» **GIVEN EXERCISE**
Reproduce the entries verbatim, starting at the first line and ending with the line that contains "The electric motor 97 is at (372, 427).".

Stored data:
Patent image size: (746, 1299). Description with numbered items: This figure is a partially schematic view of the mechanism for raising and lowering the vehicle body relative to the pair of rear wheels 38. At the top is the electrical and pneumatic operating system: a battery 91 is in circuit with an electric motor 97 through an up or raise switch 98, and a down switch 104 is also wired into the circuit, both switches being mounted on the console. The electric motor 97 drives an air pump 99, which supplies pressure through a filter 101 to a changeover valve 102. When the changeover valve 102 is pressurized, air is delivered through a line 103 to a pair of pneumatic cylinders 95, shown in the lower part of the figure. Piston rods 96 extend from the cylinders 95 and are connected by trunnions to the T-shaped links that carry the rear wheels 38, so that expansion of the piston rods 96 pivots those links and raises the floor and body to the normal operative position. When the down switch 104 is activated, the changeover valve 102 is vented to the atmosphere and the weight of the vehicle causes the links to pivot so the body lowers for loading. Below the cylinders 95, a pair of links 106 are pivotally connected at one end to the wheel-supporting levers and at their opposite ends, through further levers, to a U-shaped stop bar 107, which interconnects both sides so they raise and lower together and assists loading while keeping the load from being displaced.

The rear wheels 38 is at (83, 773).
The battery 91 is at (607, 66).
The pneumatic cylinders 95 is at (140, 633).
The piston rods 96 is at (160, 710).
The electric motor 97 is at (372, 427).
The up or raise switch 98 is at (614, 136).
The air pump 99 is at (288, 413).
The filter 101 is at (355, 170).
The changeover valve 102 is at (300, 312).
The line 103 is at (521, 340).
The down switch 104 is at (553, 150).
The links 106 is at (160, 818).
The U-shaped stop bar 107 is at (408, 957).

» **TASK RESPONSE**
Patent image size: (746, 1299). Description with numbered items: This figure is a partially schematic view of the mechanism for raising and lowering the vehicle body relative to the pair of rear wheels 38. At the top is the electrical and pneumatic operating system: a battery 91 is in circuit with an electric motor 97 through an up or raise switch 98, and a down switch 104 is also wired into the circuit, both switches being mounted on the console. The electric motor 97 drives an air pump 99, which supplies pressure through a filter 101 to a changeover valve 102. When the changeover valve 102 is pressurized, air is delivered through a line 103 to a pair of pneumatic cylinders 95, shown in the lower part of the figure. Piston rods 96 extend from the cylinders 95 and are connected by trunnions to the T-shaped links that carry the rear wheels 38, so that expansion of the piston rods 96 pivots those links and raises the floor and body to the normal operative position. When the down switch 104 is activated, the changeover valve 102 is vented to the atmosphere and the weight of the vehicle causes the links to pivot so the body lowers for loading. Below the cylinders 95, a pair of links 106 are pivotally connected at one end to the wheel-supporting levers and at their opposite ends, through further levers, to a U-shaped stop bar 107, which interconnects both sides so they raise and lower together and assists loading while keeping the load from being displaced.

The rear wheels 38 is at (83, 773).
The battery 91 is at (607, 66).
The pneumatic cylinders 95 is at (140, 633).
The piston rods 96 is at (160, 710).
The electric motor 97 is at (372, 427).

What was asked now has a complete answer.